◆ **WORK INSTRUCTIONS**
Restate the complete material exactly.

Recorded data:

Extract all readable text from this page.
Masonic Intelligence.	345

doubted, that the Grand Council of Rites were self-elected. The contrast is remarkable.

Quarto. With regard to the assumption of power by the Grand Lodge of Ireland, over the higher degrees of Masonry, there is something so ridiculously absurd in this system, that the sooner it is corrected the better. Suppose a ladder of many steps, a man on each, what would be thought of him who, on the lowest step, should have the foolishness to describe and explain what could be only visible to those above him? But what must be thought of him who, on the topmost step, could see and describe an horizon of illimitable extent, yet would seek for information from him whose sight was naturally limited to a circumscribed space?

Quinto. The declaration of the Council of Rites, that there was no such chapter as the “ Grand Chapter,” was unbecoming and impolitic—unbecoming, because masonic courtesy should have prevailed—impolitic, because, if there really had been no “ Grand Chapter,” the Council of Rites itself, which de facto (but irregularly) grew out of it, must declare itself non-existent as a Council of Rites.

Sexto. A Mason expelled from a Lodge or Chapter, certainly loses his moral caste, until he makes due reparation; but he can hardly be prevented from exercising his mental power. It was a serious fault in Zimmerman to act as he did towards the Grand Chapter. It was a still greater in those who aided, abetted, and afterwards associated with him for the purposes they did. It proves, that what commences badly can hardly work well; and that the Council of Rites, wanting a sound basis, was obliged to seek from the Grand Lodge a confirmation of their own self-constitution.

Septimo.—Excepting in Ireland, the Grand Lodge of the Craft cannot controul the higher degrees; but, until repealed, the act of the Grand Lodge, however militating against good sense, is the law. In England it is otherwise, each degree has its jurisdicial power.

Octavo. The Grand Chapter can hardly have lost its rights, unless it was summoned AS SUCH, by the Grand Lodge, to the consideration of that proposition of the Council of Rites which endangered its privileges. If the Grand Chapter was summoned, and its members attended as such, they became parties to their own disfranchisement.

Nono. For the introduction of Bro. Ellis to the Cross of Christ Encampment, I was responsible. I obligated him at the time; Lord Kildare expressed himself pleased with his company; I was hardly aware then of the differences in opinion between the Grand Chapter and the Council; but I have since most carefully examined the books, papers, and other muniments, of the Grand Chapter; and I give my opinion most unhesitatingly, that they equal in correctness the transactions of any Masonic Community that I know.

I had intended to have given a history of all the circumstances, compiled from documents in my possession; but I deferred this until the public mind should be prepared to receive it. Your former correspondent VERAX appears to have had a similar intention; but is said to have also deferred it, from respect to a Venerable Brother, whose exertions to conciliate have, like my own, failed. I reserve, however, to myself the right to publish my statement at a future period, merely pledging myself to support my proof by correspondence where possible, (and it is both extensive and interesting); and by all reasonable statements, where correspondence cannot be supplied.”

◆ **OUTPUT BELOW**
Extract all readable text from this page.
Masonic Intelligence.	345

doubted, that the Grand Council of Rites were self-elected. The contrast is remarkable.

Quarto. With regard to the assumption of power by the Grand Lodge of Ireland, over the higher degrees of Masonry, there is something so ridiculously absurd in this system, that the sooner it is corrected the better. Suppose a ladder of many steps, a man on each, what would be thought of him who, on the lowest step, should have the foolishness to describe and explain what could be only visible to those above him? But what must be thought of him who, on the topmost step, could see and describe an horizon of illimitable extent, yet would seek for information from him whose sight was naturally limited to a circumscribed space?

Quinto. The declaration of the Council of Rites, that there was no such chapter as the “ Grand Chapter,” was unbecoming and impolitic—unbecoming, because masonic courtesy should have prevailed—impolitic, because, if there really had been no “ Grand Chapter,” the Council of Rites itself, which de facto (but irregularly) grew out of it, must declare itself non-existent as a Council of Rites.

Sexto. A Mason expelled from a Lodge or Chapter, certainly loses his moral caste, until he makes due reparation; but he can hardly be prevented from exercising his mental power. It was a serious fault in Zimmerman to act as he did towards the Grand Chapter. It was a still greater in those who aided, abetted, and afterwards associated with him for the purposes they did. It proves, that what commences badly can hardly work well; and that the Council of Rites, wanting a sound basis, was obliged to seek from the Grand Lodge a confirmation of their own self-constitution.

Septimo.—Excepting in Ireland, the Grand Lodge of the Craft cannot controul the higher degrees; but, until repealed, the act of the Grand Lodge, however militating against good sense, is the law. In England it is otherwise, each degree has its jurisdicial power.

Octavo. The Grand Chapter can hardly have lost its rights, unless it was summoned AS SUCH, by the Grand Lodge, to the consideration of that proposition of the Council of Rites which endangered its privileges. If the Grand Chapter was summoned, and its members attended as such, they became parties to their own disfranchisement.

Nono. For the introduction of Bro. Ellis to the Cross of Christ Encampment, I was responsible. I obligated him at the time; Lord Kildare expressed himself pleased with his company; I was hardly aware then of the differences in opinion between the Grand Chapter and the Council; but I have since most carefully examined the books, papers, and other muniments, of the Grand Chapter; and I give my opinion most unhesitatingly, that they equal in correctness the transactions of any Masonic Community that I know.

I had intended to have given a history of all the circumstances, compiled from documents in my possession; but I deferred this until the public mind should be prepared to receive it. Your former correspondent VERAX appears to have had a similar intention; but is said to have also deferred it, from respect to a Venerable Brother, whose exertions to conciliate have, like my own, failed. I reserve, however, to myself the right to publish my statement at a future period, merely pledging myself to support my proof by correspondence where possible, (and it is both extensive and interesting); and by all reasonable statements, where correspondence cannot be supplied.”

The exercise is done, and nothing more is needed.